GOAL → Return the listing word for word, as given.
### DATA ###
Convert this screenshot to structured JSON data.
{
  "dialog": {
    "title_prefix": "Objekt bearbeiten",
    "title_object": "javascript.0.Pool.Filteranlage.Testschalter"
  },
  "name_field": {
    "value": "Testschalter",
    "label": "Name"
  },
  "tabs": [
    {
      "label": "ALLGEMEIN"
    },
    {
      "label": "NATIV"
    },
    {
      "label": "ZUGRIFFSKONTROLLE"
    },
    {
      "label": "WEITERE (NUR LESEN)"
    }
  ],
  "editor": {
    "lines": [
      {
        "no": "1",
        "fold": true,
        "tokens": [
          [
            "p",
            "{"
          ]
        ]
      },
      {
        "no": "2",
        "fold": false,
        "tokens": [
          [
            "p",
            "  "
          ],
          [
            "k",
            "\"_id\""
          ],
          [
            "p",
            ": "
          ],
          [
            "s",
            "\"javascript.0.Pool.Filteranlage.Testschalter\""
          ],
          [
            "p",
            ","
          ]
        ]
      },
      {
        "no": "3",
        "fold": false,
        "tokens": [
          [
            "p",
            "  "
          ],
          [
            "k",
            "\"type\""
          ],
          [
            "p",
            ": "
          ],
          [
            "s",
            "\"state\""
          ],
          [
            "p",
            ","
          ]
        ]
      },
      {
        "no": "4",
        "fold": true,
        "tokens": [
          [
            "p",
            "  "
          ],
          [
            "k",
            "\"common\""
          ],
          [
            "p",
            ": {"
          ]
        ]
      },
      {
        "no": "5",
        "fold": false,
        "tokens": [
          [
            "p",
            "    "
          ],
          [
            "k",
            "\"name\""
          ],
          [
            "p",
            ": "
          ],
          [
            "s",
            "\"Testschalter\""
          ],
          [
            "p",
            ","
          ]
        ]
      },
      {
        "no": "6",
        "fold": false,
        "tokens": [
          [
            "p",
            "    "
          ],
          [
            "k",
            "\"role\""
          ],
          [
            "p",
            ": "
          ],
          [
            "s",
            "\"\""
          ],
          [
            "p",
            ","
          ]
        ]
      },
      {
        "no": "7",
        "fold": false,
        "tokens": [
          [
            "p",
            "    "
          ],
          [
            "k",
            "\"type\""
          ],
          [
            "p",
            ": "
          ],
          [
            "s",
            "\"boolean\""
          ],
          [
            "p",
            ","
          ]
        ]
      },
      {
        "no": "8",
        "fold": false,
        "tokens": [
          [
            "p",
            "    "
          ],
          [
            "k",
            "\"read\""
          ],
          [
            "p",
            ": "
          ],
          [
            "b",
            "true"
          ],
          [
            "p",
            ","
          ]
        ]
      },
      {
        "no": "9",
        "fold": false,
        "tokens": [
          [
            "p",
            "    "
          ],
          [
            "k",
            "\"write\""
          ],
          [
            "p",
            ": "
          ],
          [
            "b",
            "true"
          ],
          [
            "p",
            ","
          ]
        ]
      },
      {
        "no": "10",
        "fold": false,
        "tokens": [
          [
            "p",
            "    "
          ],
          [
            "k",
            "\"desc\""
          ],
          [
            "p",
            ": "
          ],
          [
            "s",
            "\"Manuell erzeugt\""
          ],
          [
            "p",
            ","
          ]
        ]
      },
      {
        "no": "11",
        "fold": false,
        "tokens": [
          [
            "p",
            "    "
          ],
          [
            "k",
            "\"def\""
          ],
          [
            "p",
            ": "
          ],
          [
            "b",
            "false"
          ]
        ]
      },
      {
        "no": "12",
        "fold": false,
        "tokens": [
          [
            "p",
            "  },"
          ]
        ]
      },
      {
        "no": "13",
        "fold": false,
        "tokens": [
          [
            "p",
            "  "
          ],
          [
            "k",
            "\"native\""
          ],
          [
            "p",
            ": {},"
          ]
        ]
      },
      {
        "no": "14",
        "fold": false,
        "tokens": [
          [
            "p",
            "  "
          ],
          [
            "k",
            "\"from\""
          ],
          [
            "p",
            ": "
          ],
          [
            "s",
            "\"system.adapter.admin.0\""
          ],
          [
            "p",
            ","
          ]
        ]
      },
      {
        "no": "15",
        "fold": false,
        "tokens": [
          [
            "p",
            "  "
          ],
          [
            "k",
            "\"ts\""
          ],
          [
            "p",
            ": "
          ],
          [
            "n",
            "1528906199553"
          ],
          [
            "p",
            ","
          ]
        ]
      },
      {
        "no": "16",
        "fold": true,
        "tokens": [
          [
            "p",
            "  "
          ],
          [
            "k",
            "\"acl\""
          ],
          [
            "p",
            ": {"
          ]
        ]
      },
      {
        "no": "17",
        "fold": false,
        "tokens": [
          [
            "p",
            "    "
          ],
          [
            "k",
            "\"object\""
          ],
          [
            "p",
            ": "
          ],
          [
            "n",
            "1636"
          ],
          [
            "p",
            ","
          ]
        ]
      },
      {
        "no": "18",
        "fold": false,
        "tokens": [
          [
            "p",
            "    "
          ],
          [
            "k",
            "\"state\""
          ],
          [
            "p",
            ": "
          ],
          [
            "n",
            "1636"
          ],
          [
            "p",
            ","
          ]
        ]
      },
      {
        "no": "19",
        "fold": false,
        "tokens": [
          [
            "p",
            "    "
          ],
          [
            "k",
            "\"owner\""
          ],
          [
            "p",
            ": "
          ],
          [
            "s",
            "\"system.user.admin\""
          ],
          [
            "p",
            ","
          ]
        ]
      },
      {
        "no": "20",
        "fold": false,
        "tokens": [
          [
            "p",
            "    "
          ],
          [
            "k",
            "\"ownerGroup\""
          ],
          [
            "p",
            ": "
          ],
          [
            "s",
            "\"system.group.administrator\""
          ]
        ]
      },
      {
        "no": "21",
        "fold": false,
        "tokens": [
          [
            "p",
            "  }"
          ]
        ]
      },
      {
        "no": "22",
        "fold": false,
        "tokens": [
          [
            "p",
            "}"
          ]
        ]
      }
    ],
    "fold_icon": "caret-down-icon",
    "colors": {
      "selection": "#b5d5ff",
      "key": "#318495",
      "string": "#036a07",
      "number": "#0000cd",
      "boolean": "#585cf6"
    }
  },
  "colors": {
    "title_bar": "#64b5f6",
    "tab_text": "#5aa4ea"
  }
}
###
REPLY TO THE TASK →
Convert this screenshot to structured JSON data.
{
  "dialog": {
    "title_prefix": "Objekt bearbeiten",
    "title_object": "javascript.0.Pool.Filteranlage.Testschalter"
  },
  "name_field": {
    "value": "Testschalter",
    "label": "Name"
  },
  "tabs": [
    {
      "label": "ALLGEMEIN"
    },
    {
      "label": "NATIV"
    },
    {
      "label": "ZUGRIFFSKONTROLLE"
    },
    {
      "label": "WEITERE (NUR LESEN)"
    }
  ],
  "editor": {
    "lines": [
      {
        "no": "1",
        "fold": true,
        "tokens": [
          [
            "p",
            "{"
          ]
        ]
      },
      {
        "no": "2",
        "fold": false,
        "tokens": [
          [
            "p",
            "  "
          ],
          [
            "k",
            "\"_id\""
          ],
          [
            "p",
            ": "
          ],
          [
            "s",
            "\"javascript.0.Pool.Filteranlage.Testschalter\""
          ],
          [
            "p",
            ","
          ]
        ]
      },
      {
        "no": "3",
        "fold": false,
        "tokens": [
          [
            "p",
            "  "
          ],
          [
            "k",
            "\"type\""
          ],
          [
            "p",
            ": "
          ],
          [
            "s",
            "\"state\""
          ],
          [
            "p",
            ","
          ]
        ]
      },
      {
        "no": "4",
        "fold": true,
        "tokens": [
          [
            "p",
            "  "
          ],
          [
            "k",
            "\"common\""
          ],
          [
            "p",
            ": {"
          ]
        ]
      },
      {
        "no": "5",
        "fold": false,
        "tokens": [
          [
            "p",
            "    "
          ],
          [
            "k",
            "\"name\""
          ],
          [
            "p",
            ": "
          ],
          [
            "s",
            "\"Testschalter\""
          ],
          [
            "p",
            ","
          ]
        ]
      },
      {
        "no": "6",
        "fold": false,
        "tokens": [
          [
            "p",
            "    "
          ],
          [
            "k",
            "\"role\""
          ],
          [
            "p",
            ": "
          ],
          [
            "s",
            "\"\""
          ],
          [
            "p",
            ","
          ]
        ]
      },
      {
        "no": "7",
        "fold": false,
        "tokens": [
          [
            "p",
            "    "
          ],
          [
            "k",
            "\"type\""
          ],
          [
            "p",
            ": "
          ],
          [
            "s",
            "\"boolean\""
          ],
          [
            "p",
            ","
          ]
        ]
      },
      {
        "no": "8",
        "fold": false,
        "tokens": [
          [
            "p",
            "    "
          ],
          [
            "k",
            "\"read\""
          ],
          [
            "p",
            ": "
          ],
          [
            "b",
            "true"
          ],
          [
            "p",
            ","
          ]
        ]
      },
      {
        "no": "9",
        "fold": false,
        "tokens": [
          [
            "p",
            "    "
          ],
          [
            "k",
            "\"write\""
          ],
          [
            "p",
            ": "
          ],
          [
            "b",
            "true"
          ],
          [
            "p",
            ","
          ]
        ]
      },
      {
        "no": "10",
        "fold": false,
        "tokens": [
          [
            "p",
            "    "
          ],
          [
            "k",
            "\"desc\""
          ],
          [
            "p",
            ": "
          ],
          [
            "s",
            "\"Manuell erzeugt\""
          ],
          [
            "p",
            ","
          ]
        ]
      },
      {
        "no": "11",
        "fold": false,
        "tokens": [
          [
            "p",
            "    "
          ],
          [
            "k",
            "\"def\""
          ],
          [
            "p",
            ": "
          ],
          [
            "b",
            "false"
          ]
        ]
      },
      {
        "no": "12",
        "fold": false,
        "tokens": [
          [
            "p",
            "  },"
          ]
        ]
      },
      {
        "no": "13",
        "fold": false,
        "tokens": [
          [
            "p",
            "  "
          ],
          [
            "k",
            "\"native\""
          ],
          [
            "p",
            ": {},"
          ]
        ]
      },
      {
        "no": "14",
        "fold": false,
        "tokens": [
          [
            "p",
            "  "
          ],
          [
            "k",
            "\"from\""
          ],
          [
            "p",
            ": "
          ],
          [
            "s",
            "\"system.adapter.admin.0\""
          ],
          [
            "p",
            ","
          ]
        ]
      },
      {
        "no": "15",
        "fold": false,
        "tokens": [
          [
            "p",
            "  "
          ],
          [
            "k",
            "\"ts\""
          ],
          [
            "p",
            ": "
          ],
          [
            "n",
            "1528906199553"
          ],
          [
            "p",
            ","
          ]
        ]
      },
      {
        "no": "16",
        "fold": true,
        "tokens": [
          [
            "p",
            "  "
          ],
          [
            "k",
            "\"acl\""
          ],
          [
            "p",
            ": {"
          ]
        ]
      },
      {
        "no": "17",
        "fold": false,
        "tokens": [
          [
            "p",
            "    "
          ],
          [
            "k",
            "\"object\""
          ],
          [
            "p",
            ": "
          ],
          [
            "n",
            "1636"
          ],
          [
            "p",
            ","
          ]
        ]
      },
      {
        "no": "18",
        "fold": false,
        "tokens": [
          [
            "p",
            "    "
          ],
          [
            "k",
            "\"state\""
          ],
          [
            "p",
            ": "
          ],
          [
            "n",
            "1636"
          ],
          [
            "p",
            ","
          ]
        ]
      },
      {
        "no": "19",
        "fold": false,
        "tokens": [
          [
            "p",
            "    "
          ],
          [
            "k",
            "\"owner\""
          ],
          [
            "p",
            ": "
          ],
          [
            "s",
            "\"system.user.admin\""
          ],
          [
            "p",
            ","
          ]
        ]
      },
      {
        "no": "20",
        "fold": false,
        "tokens": [
          [
            "p",
            "    "
          ],
          [
            "k",
            "\"ownerGroup\""
          ],
          [
            "p",
            ": "
          ],
          [
            "s",
            "\"system.group.administrator\""
          ]
        ]
      },
      {
        "no": "21",
        "fold": false,
        "tokens": [
          [
            "p",
            "  }"
          ]
        ]
      },
      {
        "no": "22",
        "fold": false,
        "tokens": [
          [
            "p",
            "}"
          ]
        ]
      }
    ],
    "fold_icon": "caret-down-icon",
    "colors": {
      "selection": "#b5d5ff",
      "key": "#318495",
      "string": "#036a07",
      "number": "#0000cd",
      "boolean": "#585cf6"
    }
  },
  "colors": {
    "title_bar": "#64b5f6",
    "tab_text": "#5aa4ea"
  }
}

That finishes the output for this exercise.